Data extract
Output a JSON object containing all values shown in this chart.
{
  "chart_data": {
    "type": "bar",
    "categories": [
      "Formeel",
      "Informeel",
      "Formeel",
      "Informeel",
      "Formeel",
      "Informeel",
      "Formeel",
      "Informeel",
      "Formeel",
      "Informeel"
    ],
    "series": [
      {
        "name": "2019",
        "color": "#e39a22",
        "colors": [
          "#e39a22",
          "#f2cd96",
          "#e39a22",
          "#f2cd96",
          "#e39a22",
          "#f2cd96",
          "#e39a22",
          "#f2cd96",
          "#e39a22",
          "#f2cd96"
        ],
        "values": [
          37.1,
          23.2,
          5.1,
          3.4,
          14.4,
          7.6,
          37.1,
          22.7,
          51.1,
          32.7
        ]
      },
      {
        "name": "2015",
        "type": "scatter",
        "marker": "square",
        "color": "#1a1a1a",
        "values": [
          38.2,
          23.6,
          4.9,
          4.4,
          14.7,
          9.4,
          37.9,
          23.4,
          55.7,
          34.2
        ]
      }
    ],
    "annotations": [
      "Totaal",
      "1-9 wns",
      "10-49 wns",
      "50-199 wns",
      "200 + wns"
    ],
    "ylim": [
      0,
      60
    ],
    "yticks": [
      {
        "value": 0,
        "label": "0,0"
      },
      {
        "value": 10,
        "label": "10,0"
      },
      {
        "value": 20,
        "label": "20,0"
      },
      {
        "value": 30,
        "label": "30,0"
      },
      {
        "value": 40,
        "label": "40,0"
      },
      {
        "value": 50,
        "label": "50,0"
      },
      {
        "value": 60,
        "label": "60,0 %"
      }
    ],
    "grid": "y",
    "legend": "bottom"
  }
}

The request
Identify the lines above that contain the word "label", then copy them.

The output
        "label": "0,0"
        "label": "10,0"
        "label": "20,0"
        "label": "30,0"
        "label": "40,0"
        "label": "50,0"
        "label": "60,0 %"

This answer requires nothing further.